[Records excerpted from a collection]
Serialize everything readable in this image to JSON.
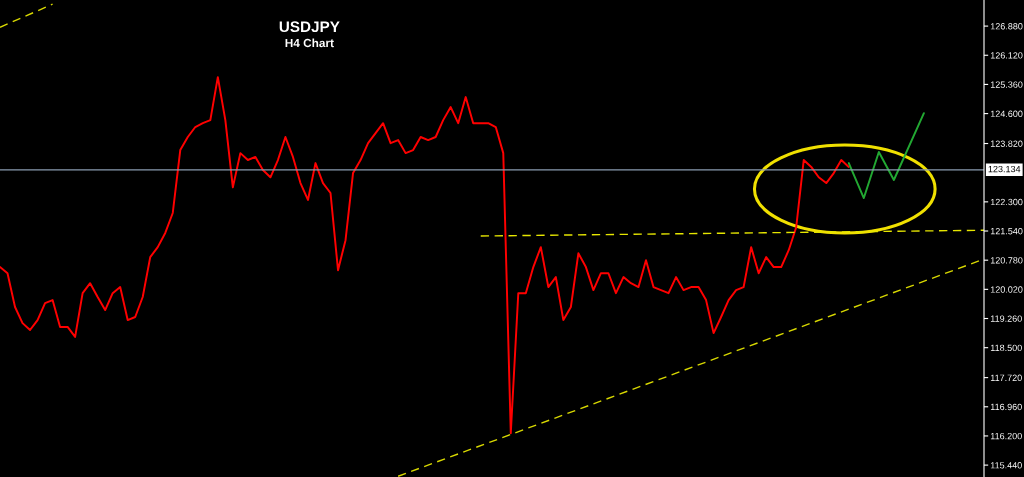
{
  "chart_data": {
    "type": "line",
    "title": "USDJPY",
    "subtitle": "H4 Chart",
    "categories": [
      null,
      null,
      null,
      null,
      null,
      null,
      null,
      null,
      null,
      null,
      null,
      null,
      null,
      null,
      null,
      null,
      null,
      null,
      null,
      null,
      null,
      null,
      null,
      null,
      null,
      null,
      null,
      null,
      null,
      null,
      null,
      null,
      null,
      null,
      null,
      null,
      null,
      null,
      null,
      null,
      null,
      null,
      null,
      null,
      null,
      null,
      null,
      null,
      null,
      null,
      null,
      null,
      null,
      null,
      null,
      null,
      null,
      null,
      null,
      null,
      null,
      null,
      null,
      null,
      null,
      null,
      null,
      null,
      null,
      null,
      null,
      null,
      null,
      null,
      null,
      null,
      null,
      null,
      null,
      null,
      null,
      null,
      null,
      null,
      null,
      null,
      null,
      null,
      null,
      null,
      null,
      null,
      null,
      null,
      null,
      null,
      null,
      null,
      null,
      null,
      null,
      null,
      null,
      null,
      null,
      null,
      null,
      null,
      null,
      null,
      null,
      null,
      null,
      null,
      null,
      null,
      null,
      null,
      null,
      null,
      null,
      null,
      null,
      null,
      null,
      null,
      null,
      null,
      null,
      null,
      null,
      null
    ],
    "series": [
      {
        "color": "#ff0000",
        "line_style": "solid",
        "values": [
          120.6,
          120.44,
          119.56,
          119.14,
          118.96,
          119.22,
          119.66,
          119.74,
          119.04,
          119.04,
          118.78,
          119.92,
          120.18,
          119.82,
          119.48,
          119.92,
          120.08,
          119.22,
          119.3,
          119.82,
          120.86,
          121.12,
          121.49,
          122.01,
          123.65,
          123.99,
          124.25,
          124.35,
          124.43,
          125.55,
          124.43,
          122.68,
          123.57,
          123.39,
          123.47,
          123.13,
          122.94,
          123.39,
          123.99,
          123.47,
          122.79,
          122.35,
          123.31,
          122.79,
          122.53,
          120.52,
          121.3,
          123.05,
          123.39,
          123.83,
          124.09,
          124.35,
          123.83,
          123.91,
          123.57,
          123.65,
          123.99,
          123.91,
          123.99,
          124.43,
          124.77,
          124.35,
          125.03,
          124.35,
          124.35,
          124.35,
          124.25,
          123.57,
          116.27,
          119.92,
          119.92,
          120.6,
          121.12,
          120.08,
          120.34,
          119.22,
          119.56,
          120.96,
          120.6,
          120.0,
          120.44,
          120.44,
          119.92,
          120.34,
          120.18,
          120.08,
          120.78,
          120.08,
          120.0,
          119.92,
          120.34,
          120.0,
          120.08,
          120.08,
          119.74,
          118.88,
          119.3,
          119.74,
          120.0,
          120.08,
          121.12,
          120.44,
          120.86,
          120.6,
          120.6,
          121.04,
          121.64,
          123.39,
          123.21,
          122.94,
          122.79,
          123.05,
          123.39,
          123.21,
          null,
          null,
          null,
          null,
          null,
          null,
          null,
          null,
          null,
          null,
          null,
          null,
          null,
          null,
          null,
          null,
          null,
          null
        ]
      },
      {
        "color": "#22a832",
        "line_style": "solid",
        "values": [
          null,
          null,
          null,
          null,
          null,
          null,
          null,
          null,
          null,
          null,
          null,
          null,
          null,
          null,
          null,
          null,
          null,
          null,
          null,
          null,
          null,
          null,
          null,
          null,
          null,
          null,
          null,
          null,
          null,
          null,
          null,
          null,
          null,
          null,
          null,
          null,
          null,
          null,
          null,
          null,
          null,
          null,
          null,
          null,
          null,
          null,
          null,
          null,
          null,
          null,
          null,
          null,
          null,
          null,
          null,
          null,
          null,
          null,
          null,
          null,
          null,
          null,
          null,
          null,
          null,
          null,
          null,
          null,
          null,
          null,
          null,
          null,
          null,
          null,
          null,
          null,
          null,
          null,
          null,
          null,
          null,
          null,
          null,
          null,
          null,
          null,
          null,
          null,
          null,
          null,
          null,
          null,
          null,
          null,
          null,
          null,
          null,
          null,
          null,
          null,
          null,
          null,
          null,
          null,
          null,
          null,
          null,
          null,
          null,
          null,
          null,
          null,
          null,
          123.31,
          null,
          122.4,
          null,
          123.6,
          null,
          122.87,
          null,
          null,
          null,
          124.61,
          null,
          null,
          null,
          null,
          null,
          null,
          null,
          null
        ]
      },
      {
        "color": "#e6e600",
        "line_style": "dashed",
        "values": [
          null,
          null,
          null,
          null,
          null,
          null,
          null,
          null,
          null,
          null,
          null,
          null,
          null,
          null,
          null,
          null,
          null,
          null,
          null,
          null,
          null,
          null,
          null,
          null,
          null,
          null,
          null,
          null,
          null,
          null,
          null,
          null,
          null,
          null,
          null,
          null,
          null,
          null,
          null,
          null,
          null,
          null,
          null,
          null,
          null,
          null,
          null,
          null,
          null,
          null,
          null,
          null,
          null,
          null,
          null,
          null,
          null,
          null,
          null,
          null,
          null,
          null,
          null,
          null,
          121.41,
          null,
          null,
          null,
          null,
          null,
          null,
          null,
          null,
          null,
          null,
          null,
          null,
          null,
          null,
          null,
          null,
          null,
          null,
          null,
          null,
          null,
          null,
          null,
          null,
          null,
          null,
          null,
          null,
          null,
          null,
          null,
          null,
          null,
          null,
          null,
          null,
          null,
          null,
          null,
          null,
          null,
          null,
          null,
          null,
          null,
          null,
          null,
          null,
          null,
          null,
          null,
          null,
          null,
          null,
          null,
          null,
          null,
          null,
          null,
          null,
          null,
          null,
          null,
          null,
          null,
          null,
          121.56
        ]
      },
      {
        "color": "#d8d800",
        "line_style": "dashed",
        "values": [
          null,
          null,
          null,
          null,
          null,
          null,
          null,
          null,
          null,
          null,
          null,
          null,
          null,
          null,
          null,
          null,
          null,
          null,
          null,
          null,
          null,
          null,
          null,
          null,
          null,
          null,
          null,
          null,
          null,
          null,
          null,
          null,
          null,
          null,
          null,
          null,
          null,
          null,
          null,
          null,
          null,
          null,
          null,
          null,
          null,
          null,
          null,
          null,
          null,
          null,
          null,
          null,
          null,
          115.15,
          null,
          null,
          null,
          null,
          null,
          null,
          null,
          null,
          null,
          null,
          null,
          null,
          null,
          null,
          null,
          null,
          null,
          null,
          null,
          null,
          null,
          null,
          null,
          null,
          null,
          null,
          null,
          null,
          null,
          null,
          null,
          null,
          null,
          null,
          null,
          null,
          null,
          null,
          null,
          null,
          null,
          null,
          null,
          null,
          null,
          null,
          null,
          null,
          null,
          null,
          null,
          null,
          null,
          null,
          null,
          null,
          null,
          null,
          null,
          null,
          null,
          null,
          null,
          null,
          null,
          null,
          null,
          null,
          null,
          null,
          null,
          null,
          null,
          null,
          null,
          null,
          null,
          120.81
        ]
      },
      {
        "color": "#d8d800",
        "line_style": "dashed",
        "values": [
          126.85,
          null,
          null,
          null,
          null,
          null,
          null,
          127.45,
          null,
          null,
          null,
          null,
          null,
          null,
          null,
          null,
          null,
          null,
          null,
          null,
          null,
          null,
          null,
          null,
          null,
          null,
          null,
          null,
          null,
          null,
          null,
          null,
          null,
          null,
          null,
          null,
          null,
          null,
          null,
          null,
          null,
          null,
          null,
          null,
          null,
          null,
          null,
          null,
          null,
          null,
          null,
          null,
          null,
          null,
          null,
          null,
          null,
          null,
          null,
          null,
          null,
          null,
          null,
          null,
          null,
          null,
          null,
          null,
          null,
          null,
          null,
          null,
          null,
          null,
          null,
          null,
          null,
          null,
          null,
          null,
          null,
          null,
          null,
          null,
          null,
          null,
          null,
          null,
          null,
          null,
          null,
          null,
          null,
          null,
          null,
          null,
          null,
          null,
          null,
          null,
          null,
          null,
          null,
          null,
          null,
          null,
          null,
          null,
          null,
          null,
          null,
          null,
          null,
          null,
          null,
          null,
          null,
          null,
          null,
          null,
          null,
          null,
          null,
          null,
          null,
          null,
          null,
          null,
          null,
          null,
          null,
          null
        ]
      }
    ],
    "ylim": [
      115.13,
      127.56
    ],
    "yticks": [
      {
        "value": 126.88,
        "label": "126.880"
      },
      {
        "value": 126.12,
        "label": "126.120"
      },
      {
        "value": 125.36,
        "label": "125.360"
      },
      {
        "value": 124.6,
        "label": "124.600"
      },
      {
        "value": 123.82,
        "label": "123.820"
      },
      {
        "value": 122.3,
        "label": "122.300"
      },
      {
        "value": 121.54,
        "label": "121.540"
      },
      {
        "value": 120.78,
        "label": "120.780"
      },
      {
        "value": 120.02,
        "label": "120.020"
      },
      {
        "value": 119.26,
        "label": "119.260"
      },
      {
        "value": 118.5,
        "label": "118.500"
      },
      {
        "value": 117.72,
        "label": "117.720"
      },
      {
        "value": 116.96,
        "label": "116.960"
      },
      {
        "value": 116.2,
        "label": "116.200"
      },
      {
        "value": 115.44,
        "label": "115.440"
      }
    ],
    "ref_lines": [
      {
        "axis": "y",
        "value": 123.134,
        "label": "123.134",
        "color": "#8a9bb0",
        "line_style": "solid"
      }
    ],
    "tick_labels": "y",
    "grid": false,
    "legend": false,
    "marker": "none"
  }
}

• Task prompt
Check each line of the entries for the string "color". Copy the lines that have it.

• Correct output
        "color": "#ff0000",
        "color": "#22a832",
        "color": "#e6e600",
        "color": "#d8d800",
        "color": "#d8d800",
        "color": "#8a9bb0",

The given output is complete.